(Region boundary data)
* Begin *
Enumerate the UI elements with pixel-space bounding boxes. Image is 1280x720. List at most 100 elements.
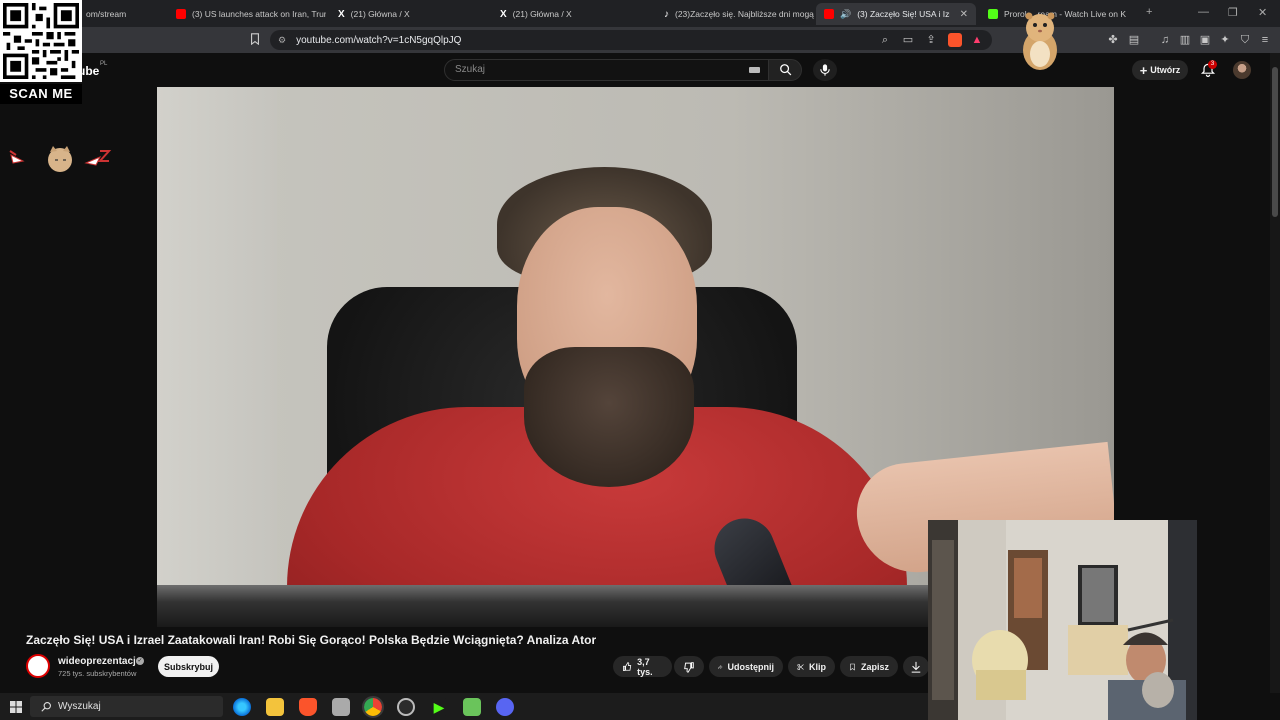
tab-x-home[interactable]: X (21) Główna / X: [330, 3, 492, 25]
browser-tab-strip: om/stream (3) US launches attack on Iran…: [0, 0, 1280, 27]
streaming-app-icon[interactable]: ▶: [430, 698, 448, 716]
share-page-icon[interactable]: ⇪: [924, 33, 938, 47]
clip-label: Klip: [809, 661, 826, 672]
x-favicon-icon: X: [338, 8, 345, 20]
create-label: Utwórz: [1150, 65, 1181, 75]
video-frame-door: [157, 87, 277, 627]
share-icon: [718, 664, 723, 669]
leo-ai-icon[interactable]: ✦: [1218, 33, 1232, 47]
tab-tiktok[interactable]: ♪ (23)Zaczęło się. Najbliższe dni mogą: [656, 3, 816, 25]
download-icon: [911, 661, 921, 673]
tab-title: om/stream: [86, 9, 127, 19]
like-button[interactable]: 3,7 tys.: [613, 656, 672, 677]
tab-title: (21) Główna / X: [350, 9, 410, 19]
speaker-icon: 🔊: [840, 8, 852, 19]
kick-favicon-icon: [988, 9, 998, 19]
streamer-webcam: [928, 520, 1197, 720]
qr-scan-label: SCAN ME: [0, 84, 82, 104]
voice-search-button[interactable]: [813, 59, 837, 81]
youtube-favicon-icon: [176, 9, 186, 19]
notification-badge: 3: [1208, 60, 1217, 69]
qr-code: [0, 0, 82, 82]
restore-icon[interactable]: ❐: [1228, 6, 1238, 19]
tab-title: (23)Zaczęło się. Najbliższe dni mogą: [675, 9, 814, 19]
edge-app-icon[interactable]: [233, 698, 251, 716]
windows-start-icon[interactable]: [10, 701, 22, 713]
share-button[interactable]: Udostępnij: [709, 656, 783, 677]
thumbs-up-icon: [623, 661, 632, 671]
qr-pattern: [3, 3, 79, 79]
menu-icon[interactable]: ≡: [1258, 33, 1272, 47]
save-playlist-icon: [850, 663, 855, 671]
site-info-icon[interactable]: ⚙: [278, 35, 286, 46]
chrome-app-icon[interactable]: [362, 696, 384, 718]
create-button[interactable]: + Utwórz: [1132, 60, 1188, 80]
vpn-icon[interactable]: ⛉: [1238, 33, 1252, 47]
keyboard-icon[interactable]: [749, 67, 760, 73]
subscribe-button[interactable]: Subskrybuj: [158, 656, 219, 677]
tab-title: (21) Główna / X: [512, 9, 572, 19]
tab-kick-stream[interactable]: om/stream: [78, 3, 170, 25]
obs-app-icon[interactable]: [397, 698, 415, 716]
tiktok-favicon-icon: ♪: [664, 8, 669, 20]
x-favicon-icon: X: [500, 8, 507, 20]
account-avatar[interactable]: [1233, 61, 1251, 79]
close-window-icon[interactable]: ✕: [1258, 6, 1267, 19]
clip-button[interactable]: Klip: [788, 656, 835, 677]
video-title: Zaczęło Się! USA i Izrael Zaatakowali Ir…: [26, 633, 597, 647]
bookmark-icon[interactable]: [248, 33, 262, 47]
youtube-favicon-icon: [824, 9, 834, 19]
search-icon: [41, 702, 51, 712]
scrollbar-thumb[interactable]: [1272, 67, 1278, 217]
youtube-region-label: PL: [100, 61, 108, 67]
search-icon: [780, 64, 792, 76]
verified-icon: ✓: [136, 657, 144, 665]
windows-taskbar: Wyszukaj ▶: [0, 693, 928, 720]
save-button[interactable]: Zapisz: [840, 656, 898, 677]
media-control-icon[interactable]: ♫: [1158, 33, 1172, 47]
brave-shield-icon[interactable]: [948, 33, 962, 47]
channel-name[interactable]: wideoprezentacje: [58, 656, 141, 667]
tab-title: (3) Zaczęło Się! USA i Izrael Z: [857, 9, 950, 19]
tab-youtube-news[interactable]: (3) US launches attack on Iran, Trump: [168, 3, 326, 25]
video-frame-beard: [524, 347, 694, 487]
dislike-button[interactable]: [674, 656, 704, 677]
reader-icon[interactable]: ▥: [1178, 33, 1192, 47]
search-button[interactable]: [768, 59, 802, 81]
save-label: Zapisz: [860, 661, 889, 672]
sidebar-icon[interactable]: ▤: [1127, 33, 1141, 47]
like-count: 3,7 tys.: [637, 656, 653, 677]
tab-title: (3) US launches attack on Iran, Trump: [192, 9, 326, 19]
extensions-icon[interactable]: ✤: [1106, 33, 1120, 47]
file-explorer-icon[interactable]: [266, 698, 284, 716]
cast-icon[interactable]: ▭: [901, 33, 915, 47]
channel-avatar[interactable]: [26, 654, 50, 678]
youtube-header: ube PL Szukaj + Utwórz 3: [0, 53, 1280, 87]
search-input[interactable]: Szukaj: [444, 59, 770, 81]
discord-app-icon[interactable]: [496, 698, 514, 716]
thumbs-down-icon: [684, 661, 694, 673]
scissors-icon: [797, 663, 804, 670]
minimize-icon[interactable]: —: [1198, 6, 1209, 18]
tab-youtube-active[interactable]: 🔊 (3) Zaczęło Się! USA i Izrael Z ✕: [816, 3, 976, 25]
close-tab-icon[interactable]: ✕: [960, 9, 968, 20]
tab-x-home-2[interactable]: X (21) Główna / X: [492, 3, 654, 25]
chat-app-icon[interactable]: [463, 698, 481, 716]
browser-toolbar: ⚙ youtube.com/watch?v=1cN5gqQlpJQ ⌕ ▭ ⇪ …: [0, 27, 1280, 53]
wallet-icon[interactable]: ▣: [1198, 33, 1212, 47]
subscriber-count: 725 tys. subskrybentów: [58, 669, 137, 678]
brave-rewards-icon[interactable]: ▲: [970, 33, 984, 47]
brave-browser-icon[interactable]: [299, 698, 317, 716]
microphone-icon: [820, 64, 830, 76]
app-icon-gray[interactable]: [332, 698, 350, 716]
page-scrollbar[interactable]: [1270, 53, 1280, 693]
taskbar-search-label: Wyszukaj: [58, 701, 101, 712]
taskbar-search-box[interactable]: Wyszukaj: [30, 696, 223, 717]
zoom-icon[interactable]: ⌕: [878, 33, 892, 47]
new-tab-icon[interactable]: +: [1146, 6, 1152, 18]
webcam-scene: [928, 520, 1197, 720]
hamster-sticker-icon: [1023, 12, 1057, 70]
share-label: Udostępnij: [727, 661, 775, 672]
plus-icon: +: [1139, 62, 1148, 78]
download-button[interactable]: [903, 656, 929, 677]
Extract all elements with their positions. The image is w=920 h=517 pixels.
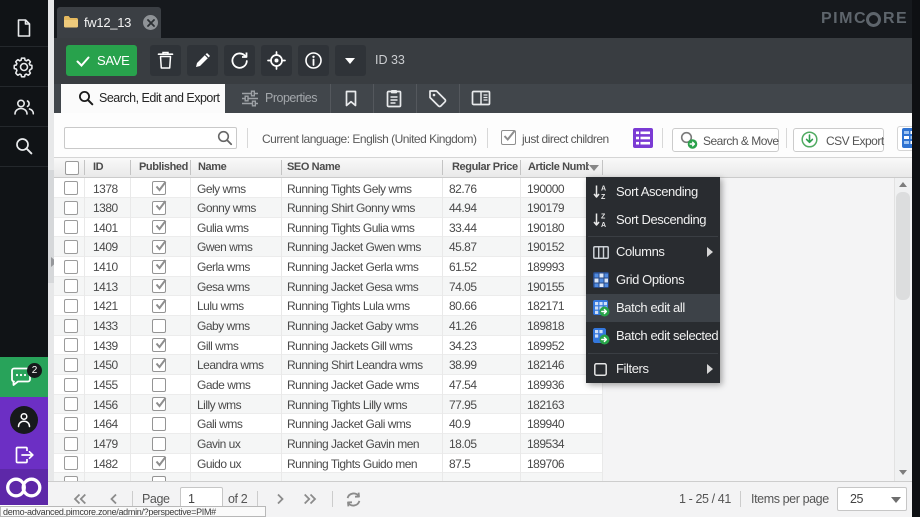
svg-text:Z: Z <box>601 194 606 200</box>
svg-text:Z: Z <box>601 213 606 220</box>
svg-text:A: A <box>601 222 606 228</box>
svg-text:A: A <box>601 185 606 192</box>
* End *
* **Work instructions**: Please express the stretch of the records from the line containing "svg-text:Z: Z <box>601 194 606 200</box>" through the end as a Markdown table with the columns Row and Line. Number each line and skip any blank ones.

* **Answer**:
| Row | Line |
|---|---|
| 1 | svg-text:Z: Z <box>601 194 606 200</box> |
| 2 | svg-text:Z: Z <box>601 213 606 220</box> |
| 3 | svg-text:A: A <box>601 222 606 228</box> |
| 4 | svg-text:A: A <box>601 185 606 192</box> |